AVAILABLE RECORDS:

____________________

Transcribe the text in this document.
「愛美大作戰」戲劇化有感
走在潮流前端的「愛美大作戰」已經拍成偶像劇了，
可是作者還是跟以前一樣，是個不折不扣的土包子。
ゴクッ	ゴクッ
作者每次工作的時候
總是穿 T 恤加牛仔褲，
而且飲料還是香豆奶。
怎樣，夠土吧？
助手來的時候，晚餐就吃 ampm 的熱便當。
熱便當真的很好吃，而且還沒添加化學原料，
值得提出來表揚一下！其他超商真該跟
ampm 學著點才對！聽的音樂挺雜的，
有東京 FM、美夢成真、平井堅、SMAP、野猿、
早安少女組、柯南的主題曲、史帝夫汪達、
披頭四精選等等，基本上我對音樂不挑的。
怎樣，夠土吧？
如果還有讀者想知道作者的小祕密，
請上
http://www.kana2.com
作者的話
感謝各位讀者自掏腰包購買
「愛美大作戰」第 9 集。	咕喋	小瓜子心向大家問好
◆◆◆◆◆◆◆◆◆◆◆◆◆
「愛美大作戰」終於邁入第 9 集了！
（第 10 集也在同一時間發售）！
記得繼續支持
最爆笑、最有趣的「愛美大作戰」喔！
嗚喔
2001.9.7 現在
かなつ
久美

____________________

WORK TO COMPLETE: The entries above should be repeated exactly, every one of them.

COMPLETE ANSWER:
Transcribe the text in this document.
「愛美大作戰」戲劇化有感
走在潮流前端的「愛美大作戰」已經拍成偶像劇了，
可是作者還是跟以前一樣，是個不折不扣的土包子。
ゴクッ	ゴクッ
作者每次工作的時候
總是穿 T 恤加牛仔褲，
而且飲料還是香豆奶。
怎樣，夠土吧？
助手來的時候，晚餐就吃 ampm 的熱便當。
熱便當真的很好吃，而且還沒添加化學原料，
值得提出來表揚一下！其他超商真該跟
ampm 學著點才對！聽的音樂挺雜的，
有東京 FM、美夢成真、平井堅、SMAP、野猿、
早安少女組、柯南的主題曲、史帝夫汪達、
披頭四精選等等，基本上我對音樂不挑的。
怎樣，夠土吧？
如果還有讀者想知道作者的小祕密，
請上
http://www.kana2.com
作者的話
感謝各位讀者自掏腰包購買
「愛美大作戰」第 9 集。	咕喋	小瓜子心向大家問好
◆◆◆◆◆◆◆◆◆◆◆◆◆
「愛美大作戰」終於邁入第 9 集了！
（第 10 集也在同一時間發售）！
記得繼續支持
最爆笑、最有趣的「愛美大作戰」喔！
嗚喔
2001.9.7 現在
かなつ
久美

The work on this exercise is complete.